┌─ Extracted data
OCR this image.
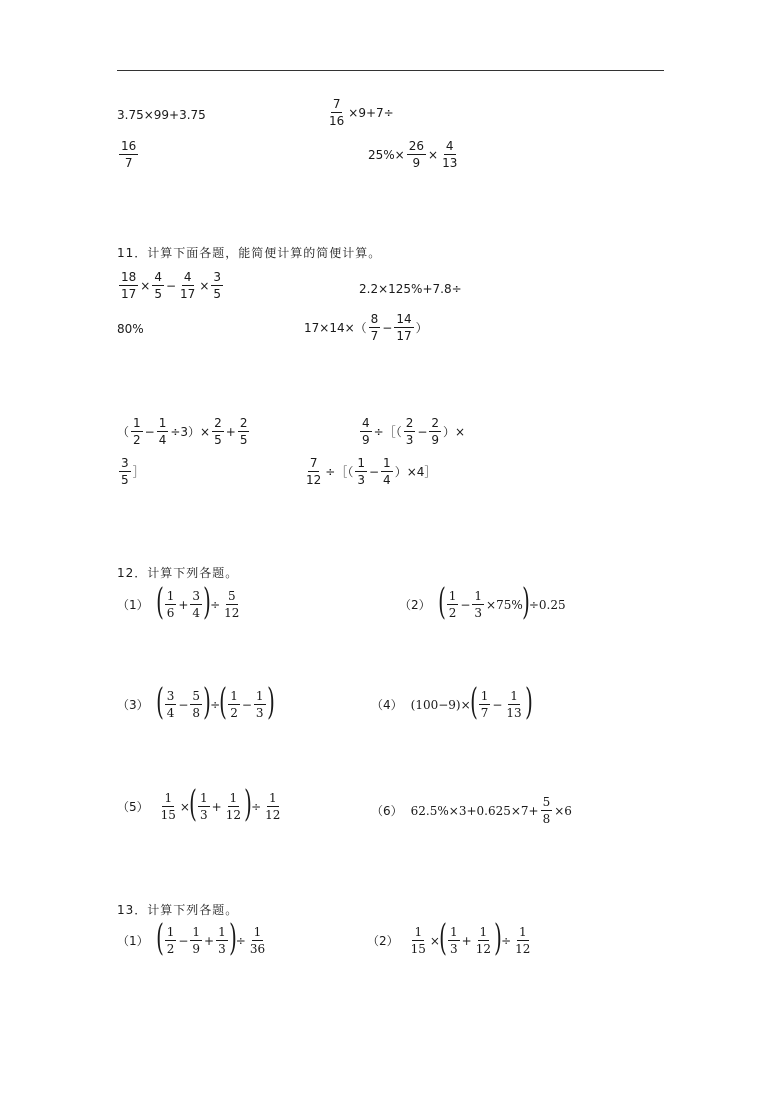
3.75×99+3.75	$\frac{7}{16} \times 9+7\div$
$\frac{16}{7}$	$25\%\times \frac{26}{9} \times \frac{4}{13}$
11．计算下面各题，能简便计算的简便计算。
$\frac{18}{17} \times \frac{4}{5} - \frac{4}{17} \times \frac{3}{5}$	2.2×125%+7.8÷
80%	$17\times 14\times( \frac{8}{7} - \frac{14}{17}$ ）
（ $\frac{1}{2} - \frac{1}{4} \div 3)\times \frac{2}{5} + \frac{2}{5}$	$\frac{4}{9}$ ÷［（ $\frac{2}{3} - \frac{2}{9}$ ）×
$\frac{3}{5}$ ］	$\frac{7}{12}$ ÷［（ $\frac{1}{3} - \frac{1}{4}$ ）×4］
12．计算下列各题。
（1） ( $\frac{1}{6} + \frac{3}{4}$ ) ÷ $\frac{5}{12}$	（2） ( $\frac{1}{2} - \frac{1}{3} \times 75\%$ ) ÷0.25
（3） ( $\frac{3}{4} - \frac{5}{8}$ ) ÷ ( $\frac{1}{2} - \frac{1}{3}$ )	（4） (100−9)× ( $\frac{1}{7} - \frac{1}{13}$ )
$(5) \frac{1}{15}$ × ( $\frac{1}{3} + \frac{1}{12}$ ) ÷ $\frac{1}{12}$	（6） $62.5\%\times 3+0.625\times 7+ \frac{5}{8} \times 6$
13．计算下列各题。
（1） ( $\frac{1}{2} - \frac{1}{9} + \frac{1}{3}$ ) ÷ $\frac{1}{36}$	$(2) \frac{1}{15}$ × ( $\frac{1}{3} + \frac{1}{12}$ ) ÷ $\frac{1}{12}$
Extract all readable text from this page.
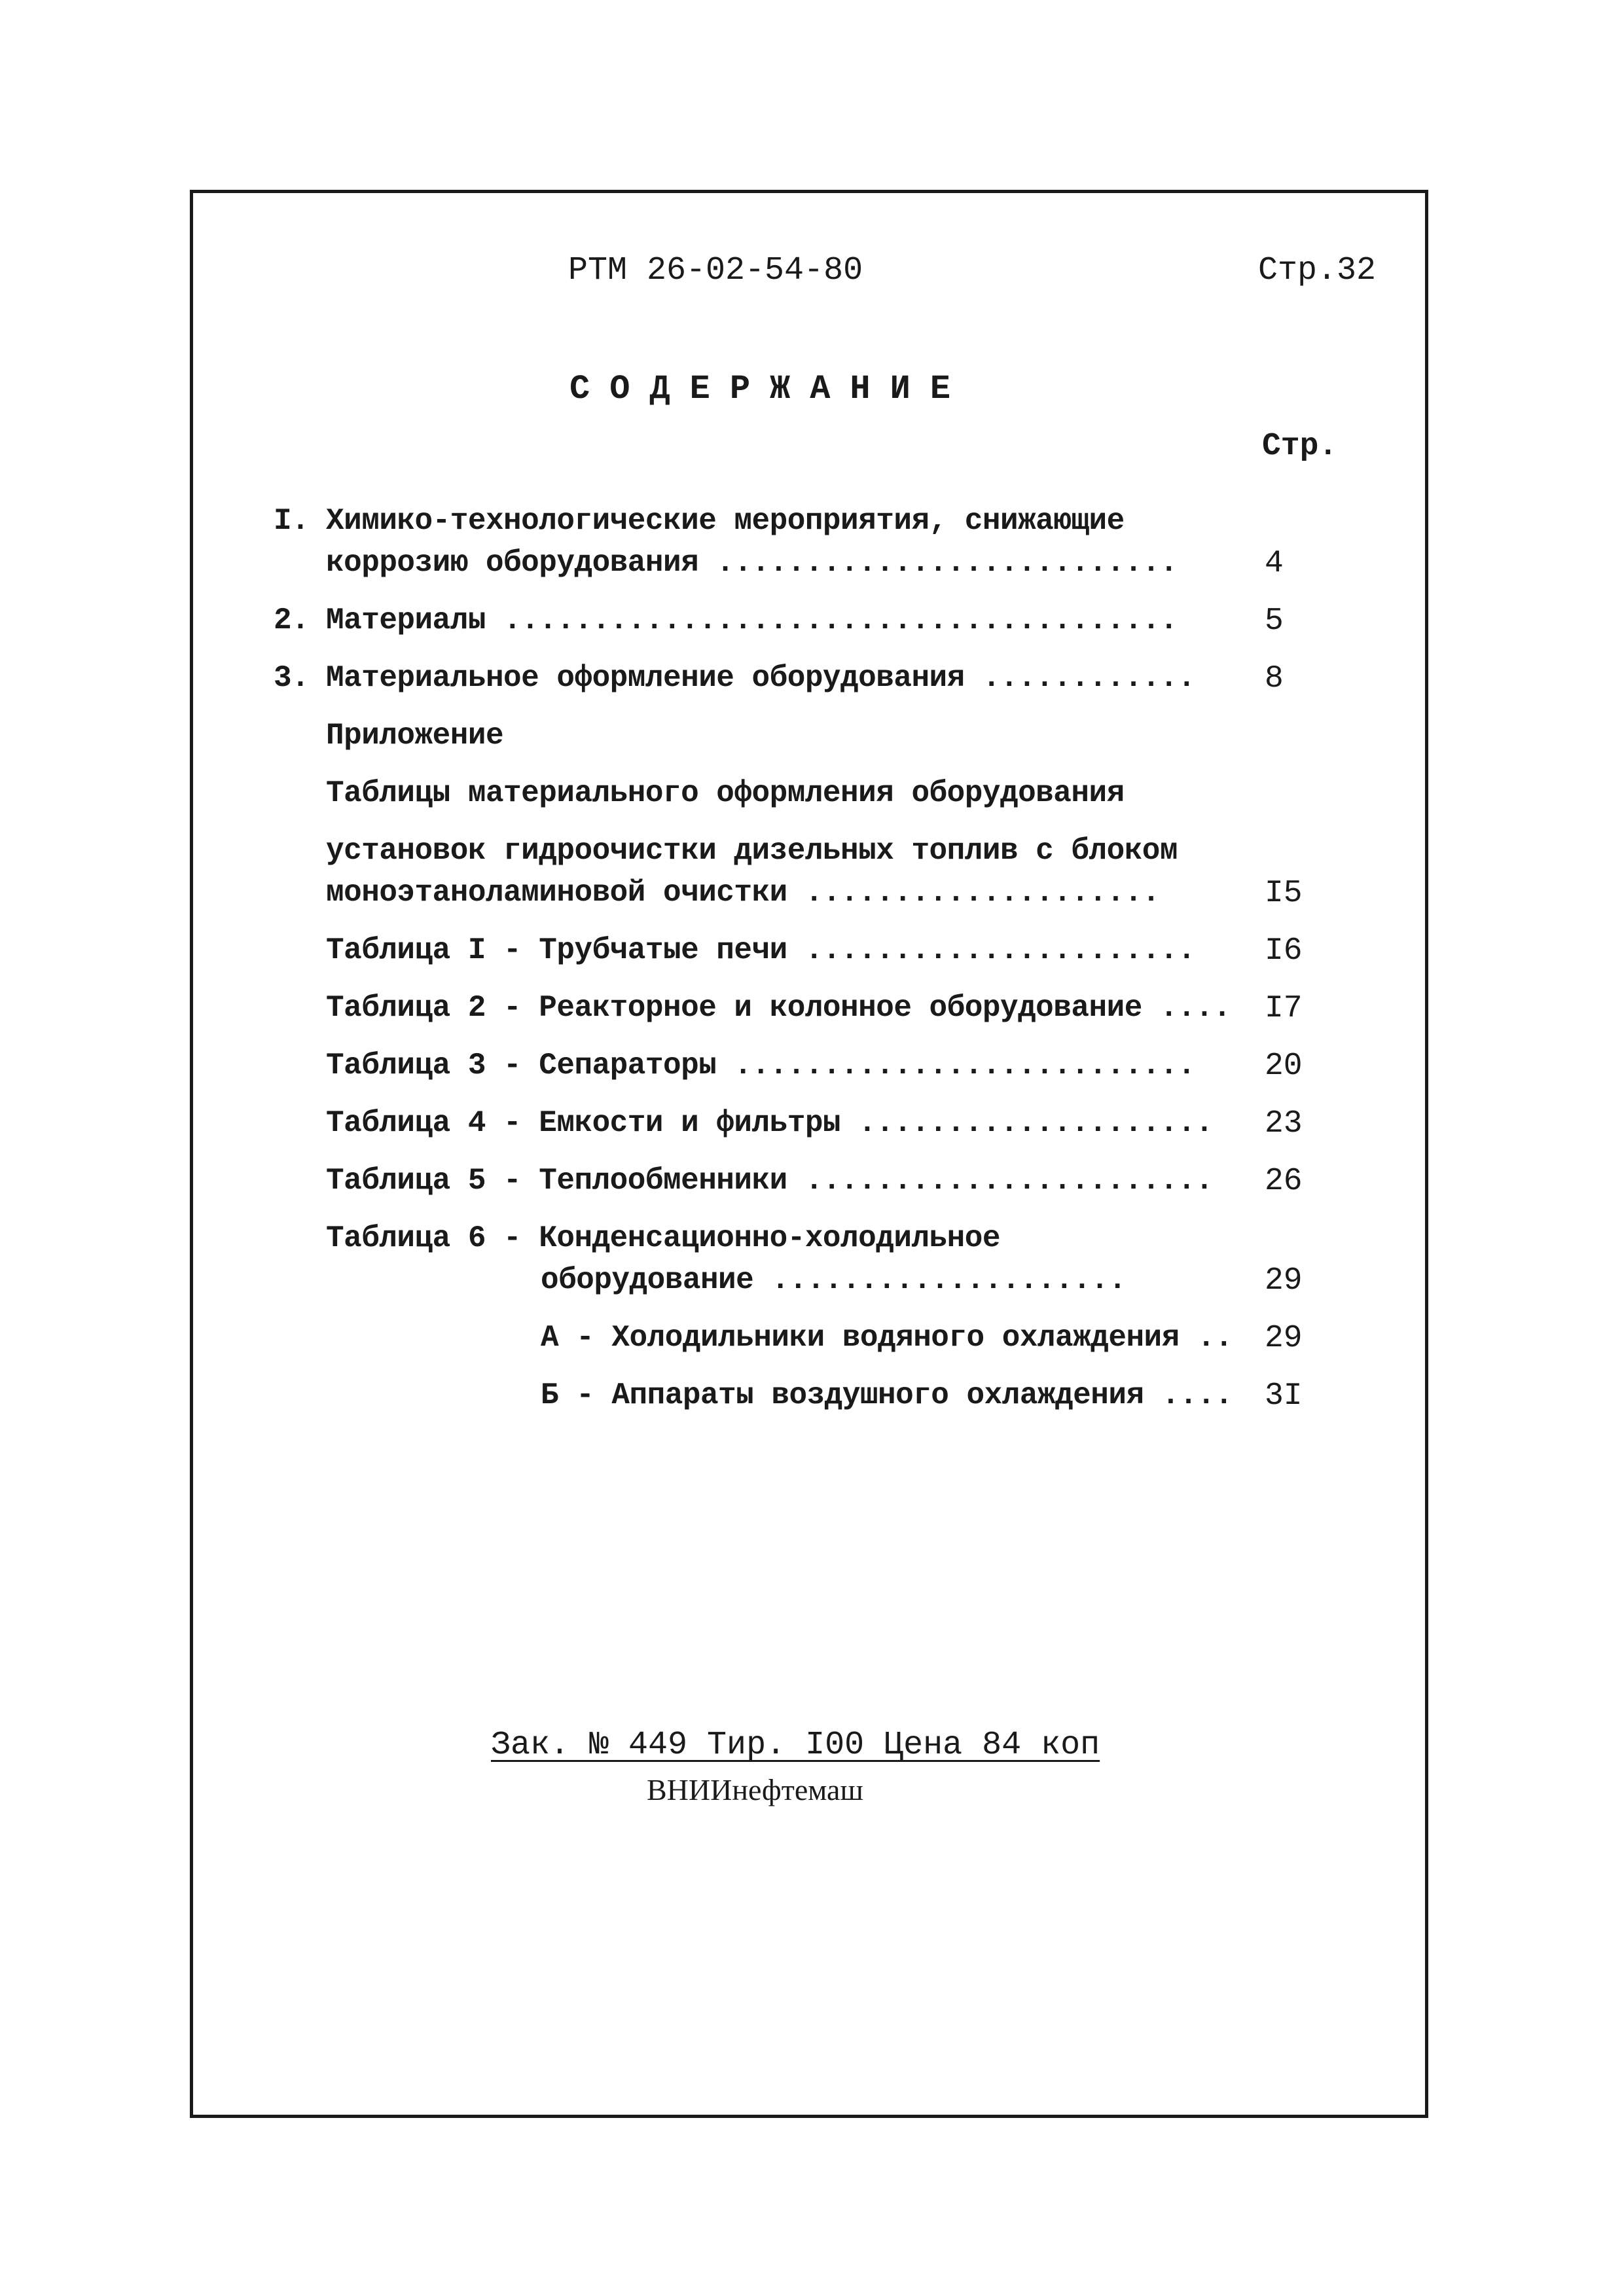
РТМ 26-02-54-80	Стр.32
СОДЕРЖАНИЕ
Стр.
I. Химико-технологические мероприятия, снижающие
коррозию оборудования ..........................	4
2. Материалы ......................................	5
3. Материальное оформление оборудования ............ 8
Приложение
Таблицы материального оформления оборудования
установок гидроочистки дизельных топлив с блоком
моноэтаноламиновой очистки ....................	I5
Таблица I - Трубчатые печи ...................... I6
Таблица 2 - Реакторное и колонное оборудование .... I7
Таблица 3 - Сепараторы .......................... 20
Таблица 4 - Емкости и фильтры .................... 23
Таблица 5 - Теплообменники ....................... 26
Таблица 6 - Конденсационно-холодильное
оборудование ....................	29
А - Холодильники водяного охлаждения .. 29
Б - Аппараты воздушного охлаждения .... 3I
Зак. № 449 Тир. I00 Цена 84 коп
ВНИИнефтемаш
└─
(Task goal):
Provide only the number of lines in the records containing the string "оборудование".

(Exercise output):
2